Copy every line of the data that contains the string "PARDAVĖJAS".

>> START Records supplied

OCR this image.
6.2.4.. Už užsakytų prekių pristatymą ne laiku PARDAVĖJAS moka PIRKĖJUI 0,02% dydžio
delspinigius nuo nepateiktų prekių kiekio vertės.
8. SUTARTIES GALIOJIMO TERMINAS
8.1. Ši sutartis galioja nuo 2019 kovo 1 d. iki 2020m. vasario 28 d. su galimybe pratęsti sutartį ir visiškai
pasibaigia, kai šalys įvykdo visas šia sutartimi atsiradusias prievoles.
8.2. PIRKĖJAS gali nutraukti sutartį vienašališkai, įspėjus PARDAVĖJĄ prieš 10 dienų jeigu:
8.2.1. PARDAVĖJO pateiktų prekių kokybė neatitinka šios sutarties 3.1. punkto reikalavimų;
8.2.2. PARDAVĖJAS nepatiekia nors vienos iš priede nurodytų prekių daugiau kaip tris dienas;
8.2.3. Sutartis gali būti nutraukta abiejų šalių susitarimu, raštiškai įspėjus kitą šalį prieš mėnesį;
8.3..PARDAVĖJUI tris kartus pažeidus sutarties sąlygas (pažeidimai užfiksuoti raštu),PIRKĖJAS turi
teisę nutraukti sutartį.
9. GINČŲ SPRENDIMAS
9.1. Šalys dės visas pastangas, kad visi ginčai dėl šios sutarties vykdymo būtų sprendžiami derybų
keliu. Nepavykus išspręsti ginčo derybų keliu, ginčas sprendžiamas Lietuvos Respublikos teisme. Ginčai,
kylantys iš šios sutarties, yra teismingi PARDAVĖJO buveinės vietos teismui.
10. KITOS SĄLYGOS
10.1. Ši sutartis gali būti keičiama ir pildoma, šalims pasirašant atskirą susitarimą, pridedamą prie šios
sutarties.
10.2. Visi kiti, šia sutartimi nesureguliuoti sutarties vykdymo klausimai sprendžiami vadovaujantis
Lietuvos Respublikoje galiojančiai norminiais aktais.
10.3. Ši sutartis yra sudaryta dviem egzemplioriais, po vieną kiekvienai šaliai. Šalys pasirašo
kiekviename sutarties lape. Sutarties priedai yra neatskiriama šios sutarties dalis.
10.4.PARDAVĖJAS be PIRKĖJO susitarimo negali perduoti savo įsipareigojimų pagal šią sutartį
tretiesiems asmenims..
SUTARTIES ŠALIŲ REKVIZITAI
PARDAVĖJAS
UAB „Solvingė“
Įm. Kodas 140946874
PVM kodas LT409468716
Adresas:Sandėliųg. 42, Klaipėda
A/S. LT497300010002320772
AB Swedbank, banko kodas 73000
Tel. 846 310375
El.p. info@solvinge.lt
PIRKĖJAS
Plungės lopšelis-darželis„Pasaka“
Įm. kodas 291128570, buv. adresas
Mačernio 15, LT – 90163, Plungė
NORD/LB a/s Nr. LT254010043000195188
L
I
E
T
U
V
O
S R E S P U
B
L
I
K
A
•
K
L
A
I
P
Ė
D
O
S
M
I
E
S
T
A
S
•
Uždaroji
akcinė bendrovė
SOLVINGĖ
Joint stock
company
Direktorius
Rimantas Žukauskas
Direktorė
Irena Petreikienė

>> END Records supplied

§ **Solution**:
6.2.4.. Už užsakytų prekių pristatymą ne laiku PARDAVĖJAS moka PIRKĖJUI 0,02% dydžio
8.2.2. PARDAVĖJAS nepatiekia nors vienos iš priede nurodytų prekių daugiau kaip tris dienas;
10.4.PARDAVĖJAS be PIRKĖJO susitarimo negali perduoti savo įsipareigojimų pagal šią sutartį
PARDAVĖJAS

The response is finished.